CHALLENGE:
Render everything from the start of the listing down to the line containing "text-line: 该工程为 60" as a JSON list of strings, one string per line, leaving out any blank lines.

RECORDS FOR THE TASK:
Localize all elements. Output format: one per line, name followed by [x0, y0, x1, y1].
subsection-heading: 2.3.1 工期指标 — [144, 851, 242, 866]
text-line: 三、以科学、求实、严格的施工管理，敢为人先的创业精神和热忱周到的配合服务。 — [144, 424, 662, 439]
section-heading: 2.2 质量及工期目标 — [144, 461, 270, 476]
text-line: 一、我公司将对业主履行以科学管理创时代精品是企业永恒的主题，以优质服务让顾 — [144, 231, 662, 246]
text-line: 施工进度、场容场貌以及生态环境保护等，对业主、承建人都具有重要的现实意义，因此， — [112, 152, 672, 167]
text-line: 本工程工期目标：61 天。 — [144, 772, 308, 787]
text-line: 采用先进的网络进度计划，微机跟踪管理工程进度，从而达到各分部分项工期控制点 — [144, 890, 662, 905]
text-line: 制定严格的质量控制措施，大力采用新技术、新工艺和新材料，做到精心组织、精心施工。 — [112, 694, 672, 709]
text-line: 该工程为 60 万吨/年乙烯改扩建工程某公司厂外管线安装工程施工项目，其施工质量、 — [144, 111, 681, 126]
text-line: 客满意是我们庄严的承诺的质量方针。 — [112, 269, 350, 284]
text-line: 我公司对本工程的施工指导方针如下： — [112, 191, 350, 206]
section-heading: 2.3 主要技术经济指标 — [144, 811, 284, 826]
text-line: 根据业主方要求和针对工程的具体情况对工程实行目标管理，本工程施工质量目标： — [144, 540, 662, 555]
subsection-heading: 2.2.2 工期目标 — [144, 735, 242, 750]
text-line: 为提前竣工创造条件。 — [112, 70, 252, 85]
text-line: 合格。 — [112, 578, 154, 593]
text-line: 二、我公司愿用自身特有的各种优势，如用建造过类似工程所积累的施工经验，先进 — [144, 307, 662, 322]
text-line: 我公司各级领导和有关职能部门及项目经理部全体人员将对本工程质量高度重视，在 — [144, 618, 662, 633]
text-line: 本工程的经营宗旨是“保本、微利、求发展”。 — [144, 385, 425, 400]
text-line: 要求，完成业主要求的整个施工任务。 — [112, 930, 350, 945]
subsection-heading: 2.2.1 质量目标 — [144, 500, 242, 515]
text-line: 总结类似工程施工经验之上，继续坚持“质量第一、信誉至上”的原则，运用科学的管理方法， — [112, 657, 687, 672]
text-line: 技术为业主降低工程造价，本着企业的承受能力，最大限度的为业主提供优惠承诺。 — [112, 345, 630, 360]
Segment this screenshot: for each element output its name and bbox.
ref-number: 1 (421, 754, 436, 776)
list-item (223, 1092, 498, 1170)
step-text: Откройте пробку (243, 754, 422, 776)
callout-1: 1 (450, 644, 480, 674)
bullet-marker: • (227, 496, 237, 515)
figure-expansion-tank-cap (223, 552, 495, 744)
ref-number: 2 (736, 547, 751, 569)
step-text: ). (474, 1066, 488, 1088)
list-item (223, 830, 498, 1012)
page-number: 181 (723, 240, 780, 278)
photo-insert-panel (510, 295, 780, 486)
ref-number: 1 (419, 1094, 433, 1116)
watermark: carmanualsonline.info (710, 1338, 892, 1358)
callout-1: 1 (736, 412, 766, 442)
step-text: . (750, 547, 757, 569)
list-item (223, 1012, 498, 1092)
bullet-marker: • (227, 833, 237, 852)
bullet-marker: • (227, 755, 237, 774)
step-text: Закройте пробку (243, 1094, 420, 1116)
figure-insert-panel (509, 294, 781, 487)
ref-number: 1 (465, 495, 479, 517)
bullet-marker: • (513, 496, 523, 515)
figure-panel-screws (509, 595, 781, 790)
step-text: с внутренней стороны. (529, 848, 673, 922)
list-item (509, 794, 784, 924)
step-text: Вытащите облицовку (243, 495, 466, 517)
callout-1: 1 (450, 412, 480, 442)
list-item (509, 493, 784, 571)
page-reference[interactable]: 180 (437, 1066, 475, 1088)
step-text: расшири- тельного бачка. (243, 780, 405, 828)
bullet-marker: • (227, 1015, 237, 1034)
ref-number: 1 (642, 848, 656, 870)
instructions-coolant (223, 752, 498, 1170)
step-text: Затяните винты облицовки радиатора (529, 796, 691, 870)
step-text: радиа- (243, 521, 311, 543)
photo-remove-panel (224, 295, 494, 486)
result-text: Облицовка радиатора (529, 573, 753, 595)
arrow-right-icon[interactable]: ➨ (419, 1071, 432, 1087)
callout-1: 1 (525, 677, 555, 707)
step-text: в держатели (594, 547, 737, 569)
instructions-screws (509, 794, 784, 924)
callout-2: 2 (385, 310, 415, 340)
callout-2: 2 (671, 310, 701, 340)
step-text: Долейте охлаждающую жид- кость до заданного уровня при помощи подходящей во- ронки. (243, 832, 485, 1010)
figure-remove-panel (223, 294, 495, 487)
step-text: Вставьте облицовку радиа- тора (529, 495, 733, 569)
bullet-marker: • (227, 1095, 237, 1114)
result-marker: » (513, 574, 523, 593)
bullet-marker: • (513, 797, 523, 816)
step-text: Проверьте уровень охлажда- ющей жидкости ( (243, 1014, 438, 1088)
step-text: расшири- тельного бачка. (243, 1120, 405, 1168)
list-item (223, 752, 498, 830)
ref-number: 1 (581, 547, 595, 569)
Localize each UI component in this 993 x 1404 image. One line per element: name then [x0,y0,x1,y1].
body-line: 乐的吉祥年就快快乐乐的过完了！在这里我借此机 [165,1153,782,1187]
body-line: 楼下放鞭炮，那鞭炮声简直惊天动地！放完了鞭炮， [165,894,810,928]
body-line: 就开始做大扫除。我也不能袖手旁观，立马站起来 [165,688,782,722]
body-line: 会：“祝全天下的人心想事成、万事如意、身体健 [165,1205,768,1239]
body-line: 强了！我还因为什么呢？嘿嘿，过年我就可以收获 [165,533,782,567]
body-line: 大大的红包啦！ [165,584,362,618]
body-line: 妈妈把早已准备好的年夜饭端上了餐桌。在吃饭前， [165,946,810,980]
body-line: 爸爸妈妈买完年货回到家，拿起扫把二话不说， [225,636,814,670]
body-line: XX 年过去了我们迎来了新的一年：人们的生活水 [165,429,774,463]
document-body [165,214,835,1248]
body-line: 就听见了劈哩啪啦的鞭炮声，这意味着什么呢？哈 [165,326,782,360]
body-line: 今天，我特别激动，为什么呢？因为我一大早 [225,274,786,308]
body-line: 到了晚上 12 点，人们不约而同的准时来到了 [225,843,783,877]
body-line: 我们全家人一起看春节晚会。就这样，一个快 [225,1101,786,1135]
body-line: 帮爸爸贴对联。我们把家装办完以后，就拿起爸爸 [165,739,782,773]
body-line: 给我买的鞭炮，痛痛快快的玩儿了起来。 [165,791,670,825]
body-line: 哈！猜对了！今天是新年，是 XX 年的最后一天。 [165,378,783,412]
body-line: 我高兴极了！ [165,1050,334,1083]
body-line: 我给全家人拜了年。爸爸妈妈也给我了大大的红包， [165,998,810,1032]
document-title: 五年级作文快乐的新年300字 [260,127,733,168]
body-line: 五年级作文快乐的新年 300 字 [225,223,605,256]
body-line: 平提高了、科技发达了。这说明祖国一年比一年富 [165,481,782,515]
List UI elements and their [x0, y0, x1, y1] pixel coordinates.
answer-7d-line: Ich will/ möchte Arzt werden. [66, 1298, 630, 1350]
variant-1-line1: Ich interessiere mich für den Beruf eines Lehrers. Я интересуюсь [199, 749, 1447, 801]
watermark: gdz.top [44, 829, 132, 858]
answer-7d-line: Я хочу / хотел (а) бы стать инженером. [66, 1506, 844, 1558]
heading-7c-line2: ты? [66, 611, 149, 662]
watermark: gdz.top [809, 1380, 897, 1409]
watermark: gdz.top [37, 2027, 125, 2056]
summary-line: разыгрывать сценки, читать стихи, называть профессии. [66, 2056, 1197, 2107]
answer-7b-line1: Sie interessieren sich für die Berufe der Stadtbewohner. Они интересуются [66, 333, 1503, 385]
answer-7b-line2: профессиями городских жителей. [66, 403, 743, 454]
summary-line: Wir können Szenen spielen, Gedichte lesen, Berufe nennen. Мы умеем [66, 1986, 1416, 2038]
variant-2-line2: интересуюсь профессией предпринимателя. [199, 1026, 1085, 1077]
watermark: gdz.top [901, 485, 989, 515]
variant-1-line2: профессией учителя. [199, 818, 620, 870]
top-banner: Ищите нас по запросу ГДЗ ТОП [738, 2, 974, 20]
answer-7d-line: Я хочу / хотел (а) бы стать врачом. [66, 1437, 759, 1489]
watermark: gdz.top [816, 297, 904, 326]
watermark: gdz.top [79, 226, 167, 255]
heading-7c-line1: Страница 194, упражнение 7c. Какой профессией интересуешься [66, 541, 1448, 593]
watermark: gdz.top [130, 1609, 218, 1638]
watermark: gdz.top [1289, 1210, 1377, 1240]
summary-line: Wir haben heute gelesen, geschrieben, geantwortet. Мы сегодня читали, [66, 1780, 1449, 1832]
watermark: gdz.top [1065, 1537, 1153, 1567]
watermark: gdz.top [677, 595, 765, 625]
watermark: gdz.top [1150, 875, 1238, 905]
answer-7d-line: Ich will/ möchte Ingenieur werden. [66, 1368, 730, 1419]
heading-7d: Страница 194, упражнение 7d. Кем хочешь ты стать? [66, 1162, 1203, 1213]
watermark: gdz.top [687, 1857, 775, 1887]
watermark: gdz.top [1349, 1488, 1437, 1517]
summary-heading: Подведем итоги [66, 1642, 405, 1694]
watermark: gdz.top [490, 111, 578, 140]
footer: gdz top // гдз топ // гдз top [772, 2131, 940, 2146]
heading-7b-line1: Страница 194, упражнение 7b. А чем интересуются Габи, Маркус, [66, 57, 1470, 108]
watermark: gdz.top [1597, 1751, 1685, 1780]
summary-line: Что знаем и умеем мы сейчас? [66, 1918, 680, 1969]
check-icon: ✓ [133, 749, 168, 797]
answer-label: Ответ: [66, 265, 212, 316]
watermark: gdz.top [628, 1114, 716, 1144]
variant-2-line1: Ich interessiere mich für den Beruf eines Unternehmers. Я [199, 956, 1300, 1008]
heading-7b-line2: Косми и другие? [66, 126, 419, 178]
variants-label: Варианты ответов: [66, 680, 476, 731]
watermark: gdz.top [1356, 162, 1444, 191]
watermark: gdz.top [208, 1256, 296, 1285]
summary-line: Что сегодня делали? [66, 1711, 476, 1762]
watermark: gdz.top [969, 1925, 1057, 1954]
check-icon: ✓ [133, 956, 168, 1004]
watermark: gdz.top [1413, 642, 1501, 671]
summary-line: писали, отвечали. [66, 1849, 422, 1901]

TASK RESPONSE:
[
  "Localize all elements. Output format: one per line, name followed by [x0, y0, x1, y1].",
  "subsection-heading: 2.3.1 工期指标 — [144, 851, 242, 866]",
  "text-line: 三、以科学、求实、严格的施工管理，敢为人先的创业精神和热忱周到的配合服务。 — [144, 424, 662, 439]",
  "section-heading: 2.2 质量及工期目标 — [144, 461, 270, 476]",
  "text-line: 一、我公司将对业主履行以科学管理创时代精品是企业永恒的主题，以优质服务让顾 — [144, 231, 662, 246]",
  "text-line: 施工进度、场容场貌以及生态环境保护等，对业主、承建人都具有重要的现实意义，因此， — [112, 152, 672, 167]",
  "text-line: 本工程工期目标：61 天。 — [144, 772, 308, 787]",
  "text-line: 采用先进的网络进度计划，微机跟踪管理工程进度，从而达到各分部分项工期控制点 — [144, 890, 662, 905]",
  "text-line: 制定严格的质量控制措施，大力采用新技术、新工艺和新材料，做到精心组织、精心施工。 — [112, 694, 672, 709]",
  "text-line: 该工程为 60 万吨/年乙烯改扩建工程某公司厂外管线安装工程施工项目，其施工质量、 — [144, 111, 681, 126]"
]